THE PROBLEM: Repeat verbatim each line from the line with "OCR this image." to the end of the entries. Pictures do not belong in the copy.

PROVIDED ENTRIES:
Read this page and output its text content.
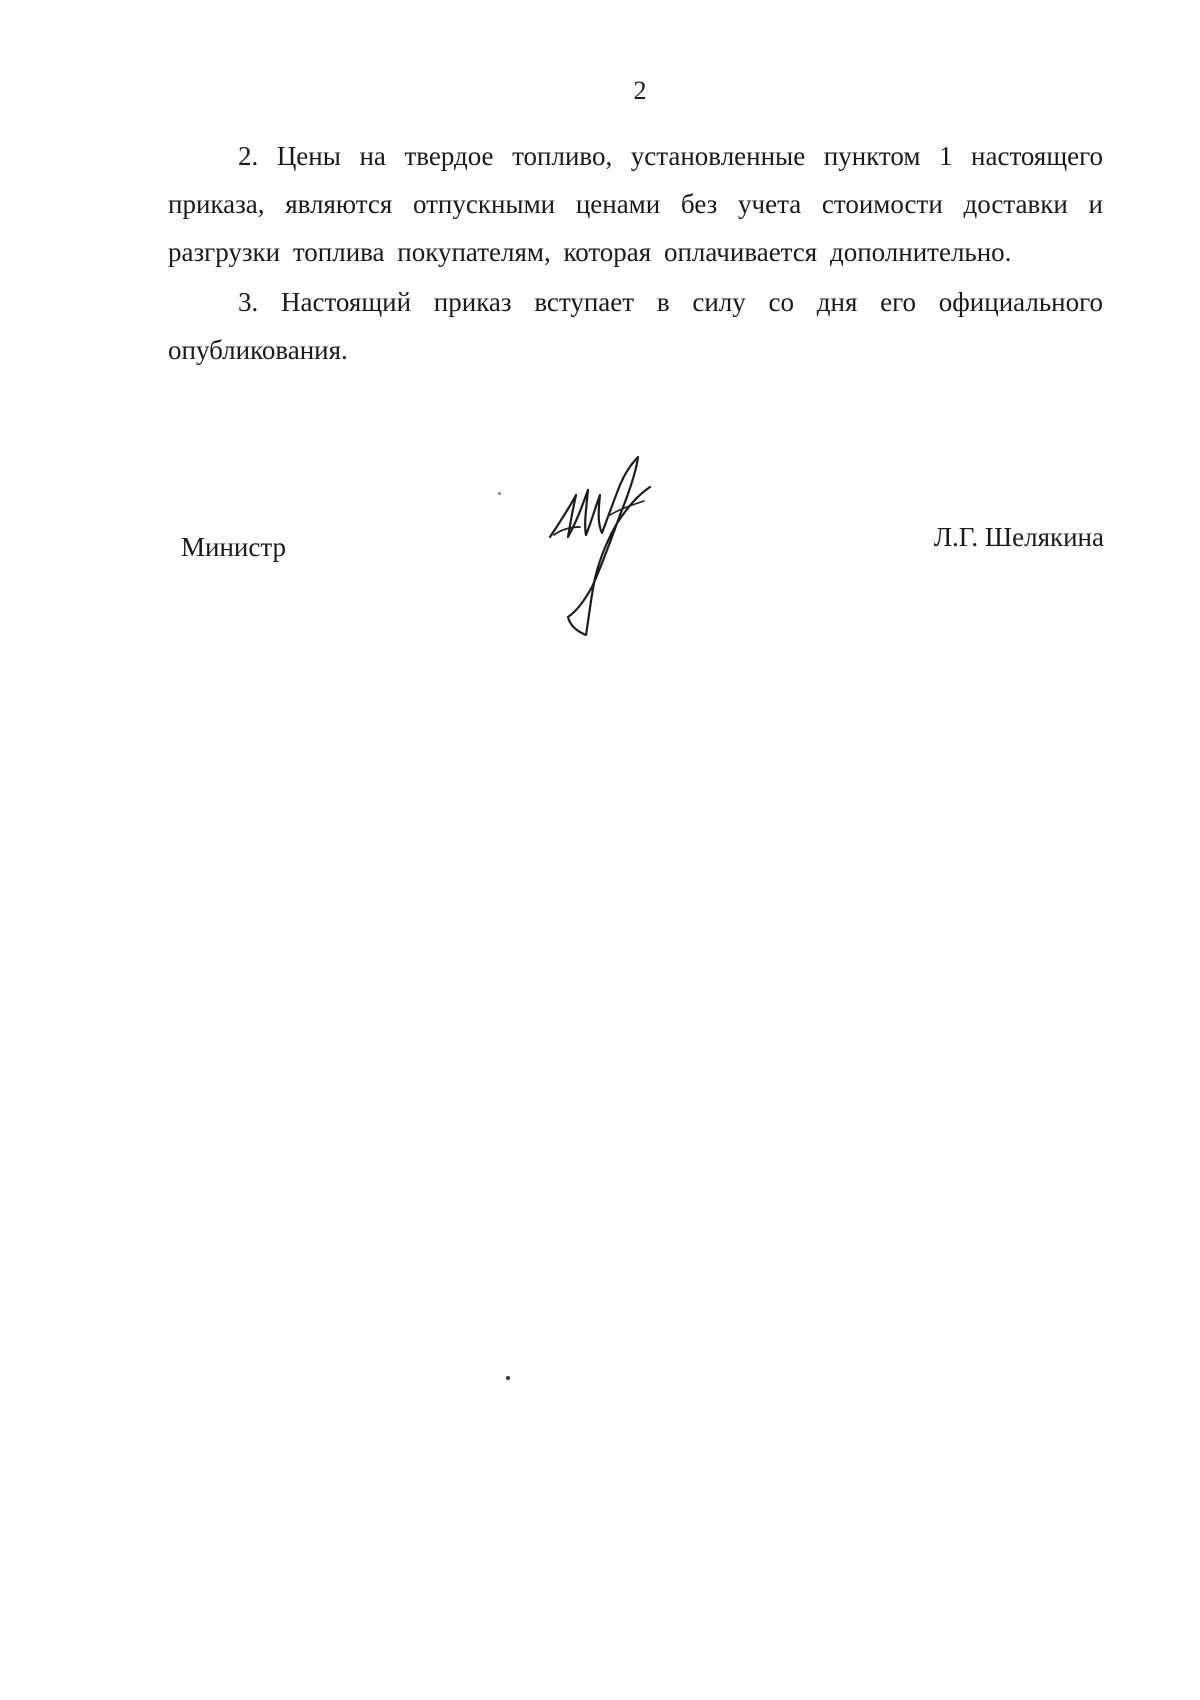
2

2. Цены на твердое топливо, установленные пунктом 1 настоящего приказа, являются отпускными ценами без учета стоимости доставки и разгрузки топлива покупателям, которая оплачивается дополнительно.

3. Настоящий приказ вступает в силу со дня его официального опубликования.

Министр	Л.Г. Шелякина
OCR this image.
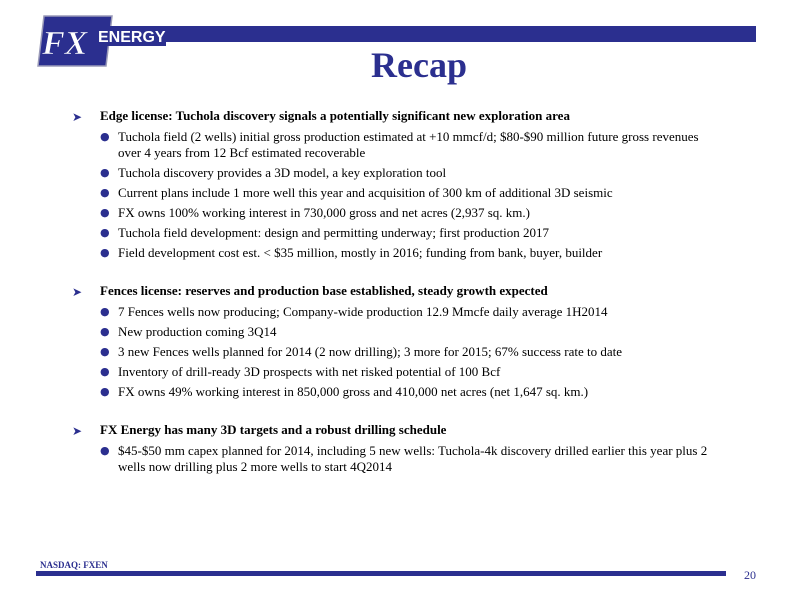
FX ENERGY
Recap
➤	Edge license: Tuchola discovery signals a potentially significant new exploration area
● Tuchola field (2 wells) initial gross production estimated at +10 mmcf/d; $80-$90 million future gross revenues over 4 years from 12 Bcf estimated recoverable
● Tuchola discovery provides a 3D model, a key exploration tool
● Current plans include 1 more well this year and acquisition of 300 km of additional 3D seismic
● FX owns 100% working interest in 730,000 gross and net acres (2,937 sq. km.)
● Tuchola field development: design and permitting underway; first production 2017
● Field development cost est. < $35 million, mostly in 2016; funding from bank, buyer, builder
➤	Fences license: reserves and production base established, steady growth expected
● 7 Fences wells now producing; Company-wide production 12.9 Mmcfe daily average 1H2014
● New production coming 3Q14
● 3 new Fences wells planned for 2014 (2 now drilling); 3 more for 2015; 67% success rate to date
● Inventory of drill-ready 3D prospects with net risked potential of 100 Bcf
● FX owns 49% working interest in 850,000 gross and 410,000 net acres (net 1,647 sq. km.)
➤	FX Energy has many 3D targets and a robust drilling schedule
● $45-$50 mm capex planned for 2014, including 5 new wells: Tuchola-4k discovery drilled earlier this year plus 2 wells now drilling plus 2 more wells to start 4Q2014
NASDAQ: FXEN
20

FINAL ANSWER:
OCR this image.
FX ENERGY
Recap
➤	Edge license: Tuchola discovery signals a potentially significant new exploration area
● Tuchola field (2 wells) initial gross production estimated at +10 mmcf/d; $80-$90 million future gross revenues over 4 years from 12 Bcf estimated recoverable
● Tuchola discovery provides a 3D model, a key exploration tool
● Current plans include 1 more well this year and acquisition of 300 km of additional 3D seismic
● FX owns 100% working interest in 730,000 gross and net acres (2,937 sq. km.)
● Tuchola field development: design and permitting underway; first production 2017
● Field development cost est. < $35 million, mostly in 2016; funding from bank, buyer, builder
➤	Fences license: reserves and production base established, steady growth expected
● 7 Fences wells now producing; Company-wide production 12.9 Mmcfe daily average 1H2014
● New production coming 3Q14
● 3 new Fences wells planned for 2014 (2 now drilling); 3 more for 2015; 67% success rate to date
● Inventory of drill-ready 3D prospects with net risked potential of 100 Bcf
● FX owns 49% working interest in 850,000 gross and 410,000 net acres (net 1,647 sq. km.)
➤	FX Energy has many 3D targets and a robust drilling schedule
● $45-$50 mm capex planned for 2014, including 5 new wells: Tuchola-4k discovery drilled earlier this year plus 2 wells now drilling plus 2 more wells to start 4Q2014
NASDAQ: FXEN
20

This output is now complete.